>>>

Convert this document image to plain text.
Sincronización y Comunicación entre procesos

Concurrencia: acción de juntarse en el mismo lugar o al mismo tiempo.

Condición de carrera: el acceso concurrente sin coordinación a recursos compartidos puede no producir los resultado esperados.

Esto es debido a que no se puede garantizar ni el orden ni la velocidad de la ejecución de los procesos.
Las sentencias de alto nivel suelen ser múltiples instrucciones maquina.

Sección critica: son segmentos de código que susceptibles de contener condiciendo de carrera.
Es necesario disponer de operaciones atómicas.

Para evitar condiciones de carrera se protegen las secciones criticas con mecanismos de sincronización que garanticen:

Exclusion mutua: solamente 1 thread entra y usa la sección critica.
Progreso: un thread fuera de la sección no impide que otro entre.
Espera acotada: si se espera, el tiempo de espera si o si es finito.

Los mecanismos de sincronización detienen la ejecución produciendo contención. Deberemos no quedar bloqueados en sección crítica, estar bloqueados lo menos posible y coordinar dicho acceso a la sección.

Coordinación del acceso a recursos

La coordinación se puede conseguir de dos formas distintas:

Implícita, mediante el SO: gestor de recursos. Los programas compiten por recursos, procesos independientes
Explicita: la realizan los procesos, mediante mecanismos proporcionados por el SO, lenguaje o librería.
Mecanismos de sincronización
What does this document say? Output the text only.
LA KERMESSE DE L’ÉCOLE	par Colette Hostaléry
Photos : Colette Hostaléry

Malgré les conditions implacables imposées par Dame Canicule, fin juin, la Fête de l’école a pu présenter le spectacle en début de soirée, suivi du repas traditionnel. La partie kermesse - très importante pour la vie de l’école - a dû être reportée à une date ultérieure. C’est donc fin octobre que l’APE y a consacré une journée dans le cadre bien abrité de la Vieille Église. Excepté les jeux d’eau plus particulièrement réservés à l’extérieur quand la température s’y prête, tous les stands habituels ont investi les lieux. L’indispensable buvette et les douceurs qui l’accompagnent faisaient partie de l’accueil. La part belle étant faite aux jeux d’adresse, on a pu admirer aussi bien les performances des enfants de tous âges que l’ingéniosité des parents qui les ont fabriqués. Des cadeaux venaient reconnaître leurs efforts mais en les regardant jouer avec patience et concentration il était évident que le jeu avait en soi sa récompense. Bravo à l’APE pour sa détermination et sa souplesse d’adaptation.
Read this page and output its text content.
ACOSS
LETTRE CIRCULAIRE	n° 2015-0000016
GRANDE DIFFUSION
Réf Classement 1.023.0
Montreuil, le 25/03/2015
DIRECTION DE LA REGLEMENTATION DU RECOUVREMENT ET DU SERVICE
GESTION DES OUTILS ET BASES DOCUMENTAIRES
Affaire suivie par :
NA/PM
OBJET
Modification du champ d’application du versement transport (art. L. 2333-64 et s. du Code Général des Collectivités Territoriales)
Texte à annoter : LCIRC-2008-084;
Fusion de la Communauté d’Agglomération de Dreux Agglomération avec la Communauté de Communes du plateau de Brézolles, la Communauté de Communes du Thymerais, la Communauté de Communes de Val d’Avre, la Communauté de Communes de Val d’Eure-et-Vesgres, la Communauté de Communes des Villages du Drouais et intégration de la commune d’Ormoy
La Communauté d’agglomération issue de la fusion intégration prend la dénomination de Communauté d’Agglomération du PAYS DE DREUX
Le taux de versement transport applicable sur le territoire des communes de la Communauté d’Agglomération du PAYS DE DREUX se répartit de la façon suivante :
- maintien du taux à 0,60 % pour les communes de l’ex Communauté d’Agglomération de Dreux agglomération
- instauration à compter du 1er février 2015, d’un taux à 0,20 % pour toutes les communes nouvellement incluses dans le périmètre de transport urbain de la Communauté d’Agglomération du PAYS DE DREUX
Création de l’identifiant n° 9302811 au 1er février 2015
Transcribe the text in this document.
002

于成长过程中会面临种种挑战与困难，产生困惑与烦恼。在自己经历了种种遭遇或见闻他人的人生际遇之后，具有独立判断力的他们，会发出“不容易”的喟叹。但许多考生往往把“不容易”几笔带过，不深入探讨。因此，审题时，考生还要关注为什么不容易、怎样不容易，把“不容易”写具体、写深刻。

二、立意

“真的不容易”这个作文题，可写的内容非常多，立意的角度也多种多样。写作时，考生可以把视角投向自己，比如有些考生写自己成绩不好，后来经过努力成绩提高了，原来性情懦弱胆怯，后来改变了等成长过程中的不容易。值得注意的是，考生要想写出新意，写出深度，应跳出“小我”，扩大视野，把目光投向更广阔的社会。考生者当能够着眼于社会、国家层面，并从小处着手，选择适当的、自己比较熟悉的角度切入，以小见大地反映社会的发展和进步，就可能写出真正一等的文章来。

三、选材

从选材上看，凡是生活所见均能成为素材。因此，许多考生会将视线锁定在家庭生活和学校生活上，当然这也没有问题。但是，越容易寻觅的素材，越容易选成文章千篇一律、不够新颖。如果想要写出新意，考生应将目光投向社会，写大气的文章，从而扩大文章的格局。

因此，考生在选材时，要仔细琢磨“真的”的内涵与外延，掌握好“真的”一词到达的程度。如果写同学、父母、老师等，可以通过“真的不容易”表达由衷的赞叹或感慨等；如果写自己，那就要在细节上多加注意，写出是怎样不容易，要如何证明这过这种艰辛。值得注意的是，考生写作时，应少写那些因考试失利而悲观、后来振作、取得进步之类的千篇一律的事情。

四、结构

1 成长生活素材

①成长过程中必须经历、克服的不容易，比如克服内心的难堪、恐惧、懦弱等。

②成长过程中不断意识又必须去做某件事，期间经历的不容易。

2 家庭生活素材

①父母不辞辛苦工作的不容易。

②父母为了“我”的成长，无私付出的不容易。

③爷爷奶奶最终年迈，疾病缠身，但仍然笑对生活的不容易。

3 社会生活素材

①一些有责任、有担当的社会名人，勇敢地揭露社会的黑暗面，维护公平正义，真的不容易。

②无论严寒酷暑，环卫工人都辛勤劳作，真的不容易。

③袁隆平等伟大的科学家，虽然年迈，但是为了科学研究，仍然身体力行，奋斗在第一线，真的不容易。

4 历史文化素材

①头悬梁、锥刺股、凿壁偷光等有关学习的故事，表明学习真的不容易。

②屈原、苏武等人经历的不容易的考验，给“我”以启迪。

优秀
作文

<<<

▶ _What you will do_: Using the listing above, list every line in which the string "mediante" occurs.

▶ _Solution to this task_:
Implícita, mediante el SO: gestor de recursos. Los programas compiten por recursos, procesos independientes
Explicita: la realizan los procesos, mediante mecanismos proporcionados por el SO, lenguaje o librería.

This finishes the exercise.